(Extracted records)
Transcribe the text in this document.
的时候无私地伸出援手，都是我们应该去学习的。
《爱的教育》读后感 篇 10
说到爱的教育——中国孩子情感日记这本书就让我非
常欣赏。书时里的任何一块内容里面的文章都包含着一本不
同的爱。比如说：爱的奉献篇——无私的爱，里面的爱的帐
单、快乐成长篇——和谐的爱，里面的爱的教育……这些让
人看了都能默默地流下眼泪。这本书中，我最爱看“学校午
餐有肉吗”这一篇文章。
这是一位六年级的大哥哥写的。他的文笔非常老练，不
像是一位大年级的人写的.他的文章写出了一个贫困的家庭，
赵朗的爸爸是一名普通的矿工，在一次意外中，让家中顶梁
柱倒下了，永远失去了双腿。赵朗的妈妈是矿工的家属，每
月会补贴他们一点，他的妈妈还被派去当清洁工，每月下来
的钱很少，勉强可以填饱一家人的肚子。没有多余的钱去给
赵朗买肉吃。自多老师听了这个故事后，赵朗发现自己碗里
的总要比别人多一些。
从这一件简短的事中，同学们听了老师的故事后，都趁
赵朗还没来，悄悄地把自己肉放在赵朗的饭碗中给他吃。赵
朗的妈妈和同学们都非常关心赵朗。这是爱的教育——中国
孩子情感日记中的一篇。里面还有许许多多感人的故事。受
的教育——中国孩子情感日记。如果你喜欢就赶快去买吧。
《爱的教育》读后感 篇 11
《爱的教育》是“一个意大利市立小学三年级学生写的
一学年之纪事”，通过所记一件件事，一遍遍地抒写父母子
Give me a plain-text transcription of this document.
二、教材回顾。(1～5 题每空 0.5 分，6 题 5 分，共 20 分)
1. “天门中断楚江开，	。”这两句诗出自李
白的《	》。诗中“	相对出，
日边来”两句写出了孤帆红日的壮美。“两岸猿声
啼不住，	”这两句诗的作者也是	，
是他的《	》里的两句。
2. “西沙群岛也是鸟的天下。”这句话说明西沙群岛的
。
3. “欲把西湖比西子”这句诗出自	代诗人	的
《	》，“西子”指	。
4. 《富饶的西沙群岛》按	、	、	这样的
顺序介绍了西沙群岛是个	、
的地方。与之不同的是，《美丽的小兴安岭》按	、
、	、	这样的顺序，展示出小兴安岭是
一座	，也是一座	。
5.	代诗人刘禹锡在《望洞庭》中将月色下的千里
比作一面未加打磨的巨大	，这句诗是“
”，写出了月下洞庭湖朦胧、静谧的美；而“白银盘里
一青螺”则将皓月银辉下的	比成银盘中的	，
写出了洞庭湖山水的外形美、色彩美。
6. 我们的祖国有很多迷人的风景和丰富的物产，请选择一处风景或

WHAT THE TASK REQUIRES :: Can you restate every record above word for word?

SOLUTION FOR THIS EXERCISE ::
Transcribe the text in this document.
的时候无私地伸出援手，都是我们应该去学习的。
《爱的教育》读后感 篇 10
说到爱的教育——中国孩子情感日记这本书就让我非
常欣赏。书时里的任何一块内容里面的文章都包含着一本不
同的爱。比如说：爱的奉献篇——无私的爱，里面的爱的帐
单、快乐成长篇——和谐的爱，里面的爱的教育……这些让
人看了都能默默地流下眼泪。这本书中，我最爱看“学校午
餐有肉吗”这一篇文章。
这是一位六年级的大哥哥写的。他的文笔非常老练，不
像是一位大年级的人写的.他的文章写出了一个贫困的家庭，
赵朗的爸爸是一名普通的矿工，在一次意外中，让家中顶梁
柱倒下了，永远失去了双腿。赵朗的妈妈是矿工的家属，每
月会补贴他们一点，他的妈妈还被派去当清洁工，每月下来
的钱很少，勉强可以填饱一家人的肚子。没有多余的钱去给
赵朗买肉吃。自多老师听了这个故事后，赵朗发现自己碗里
的总要比别人多一些。
从这一件简短的事中，同学们听了老师的故事后，都趁
赵朗还没来，悄悄地把自己肉放在赵朗的饭碗中给他吃。赵
朗的妈妈和同学们都非常关心赵朗。这是爱的教育——中国
孩子情感日记中的一篇。里面还有许许多多感人的故事。受
的教育——中国孩子情感日记。如果你喜欢就赶快去买吧。
《爱的教育》读后感 篇 11
《爱的教育》是“一个意大利市立小学三年级学生写的
一学年之纪事”，通过所记一件件事，一遍遍地抒写父母子
Give me a plain-text transcription of this document.
二、教材回顾。(1～5 题每空 0.5 分，6 题 5 分，共 20 分)
1. “天门中断楚江开，	。”这两句诗出自李
白的《	》。诗中“	相对出，
日边来”两句写出了孤帆红日的壮美。“两岸猿声
啼不住，	”这两句诗的作者也是	，
是他的《	》里的两句。
2. “西沙群岛也是鸟的天下。”这句话说明西沙群岛的
。
3. “欲把西湖比西子”这句诗出自	代诗人	的
《	》，“西子”指	。
4. 《富饶的西沙群岛》按	、	、	这样的
顺序介绍了西沙群岛是个	、
的地方。与之不同的是，《美丽的小兴安岭》按	、
、	、	这样的顺序，展示出小兴安岭是
一座	，也是一座	。
5.	代诗人刘禹锡在《望洞庭》中将月色下的千里
比作一面未加打磨的巨大	，这句诗是“
”，写出了月下洞庭湖朦胧、静谧的美；而“白银盘里
一青螺”则将皓月银辉下的	比成银盘中的	，
写出了洞庭湖山水的外形美、色彩美。
6. 我们的祖国有很多迷人的风景和丰富的物产，请选择一处风景或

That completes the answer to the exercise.